● **Data shown**

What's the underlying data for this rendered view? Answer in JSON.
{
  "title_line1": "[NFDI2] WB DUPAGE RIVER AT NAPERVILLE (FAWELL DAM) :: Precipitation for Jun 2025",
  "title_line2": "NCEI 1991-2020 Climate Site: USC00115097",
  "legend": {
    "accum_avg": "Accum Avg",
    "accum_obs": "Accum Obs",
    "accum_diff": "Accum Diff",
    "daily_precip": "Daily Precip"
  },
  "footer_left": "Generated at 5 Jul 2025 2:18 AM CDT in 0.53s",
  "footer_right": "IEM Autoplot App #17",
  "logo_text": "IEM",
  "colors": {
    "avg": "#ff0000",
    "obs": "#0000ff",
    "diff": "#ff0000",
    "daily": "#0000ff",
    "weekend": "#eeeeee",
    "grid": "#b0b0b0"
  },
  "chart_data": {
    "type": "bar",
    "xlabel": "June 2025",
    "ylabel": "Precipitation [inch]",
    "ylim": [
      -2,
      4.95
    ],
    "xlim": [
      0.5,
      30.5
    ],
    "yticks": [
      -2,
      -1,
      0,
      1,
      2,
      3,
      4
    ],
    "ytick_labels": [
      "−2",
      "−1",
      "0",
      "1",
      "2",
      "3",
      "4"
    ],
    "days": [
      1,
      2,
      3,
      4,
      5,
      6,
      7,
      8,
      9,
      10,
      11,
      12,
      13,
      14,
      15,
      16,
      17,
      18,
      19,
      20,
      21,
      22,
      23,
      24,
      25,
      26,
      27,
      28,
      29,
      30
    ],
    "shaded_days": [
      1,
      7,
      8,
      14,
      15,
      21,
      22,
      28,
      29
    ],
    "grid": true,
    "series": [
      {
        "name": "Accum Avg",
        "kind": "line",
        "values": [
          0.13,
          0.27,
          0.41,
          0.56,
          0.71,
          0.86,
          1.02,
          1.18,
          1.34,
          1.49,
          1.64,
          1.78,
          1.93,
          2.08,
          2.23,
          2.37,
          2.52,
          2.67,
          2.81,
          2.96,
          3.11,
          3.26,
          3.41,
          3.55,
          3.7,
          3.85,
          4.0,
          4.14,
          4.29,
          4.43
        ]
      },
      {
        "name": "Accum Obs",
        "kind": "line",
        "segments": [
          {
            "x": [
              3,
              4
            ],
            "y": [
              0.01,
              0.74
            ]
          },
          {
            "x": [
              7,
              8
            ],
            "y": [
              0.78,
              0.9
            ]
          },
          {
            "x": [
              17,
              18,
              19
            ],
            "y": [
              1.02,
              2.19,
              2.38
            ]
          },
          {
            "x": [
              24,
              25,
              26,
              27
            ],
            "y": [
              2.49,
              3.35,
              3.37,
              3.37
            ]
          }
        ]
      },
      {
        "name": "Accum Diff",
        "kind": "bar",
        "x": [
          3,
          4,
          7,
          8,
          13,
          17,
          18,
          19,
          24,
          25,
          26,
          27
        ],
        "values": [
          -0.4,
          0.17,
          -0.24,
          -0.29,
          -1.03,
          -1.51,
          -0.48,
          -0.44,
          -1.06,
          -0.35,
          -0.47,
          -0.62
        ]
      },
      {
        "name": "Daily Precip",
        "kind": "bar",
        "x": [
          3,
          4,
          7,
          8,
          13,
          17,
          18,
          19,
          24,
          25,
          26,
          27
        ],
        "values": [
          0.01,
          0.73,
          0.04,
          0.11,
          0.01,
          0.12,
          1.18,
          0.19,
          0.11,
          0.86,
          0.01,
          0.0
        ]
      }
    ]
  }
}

● **Task objective**
Look through the data above. Copy every line with the string "name" in it.

● **Correct output**
        "name": "Accum Avg",
        "name": "Accum Obs",
        "name": "Accum Diff",
        "name": "Daily Precip",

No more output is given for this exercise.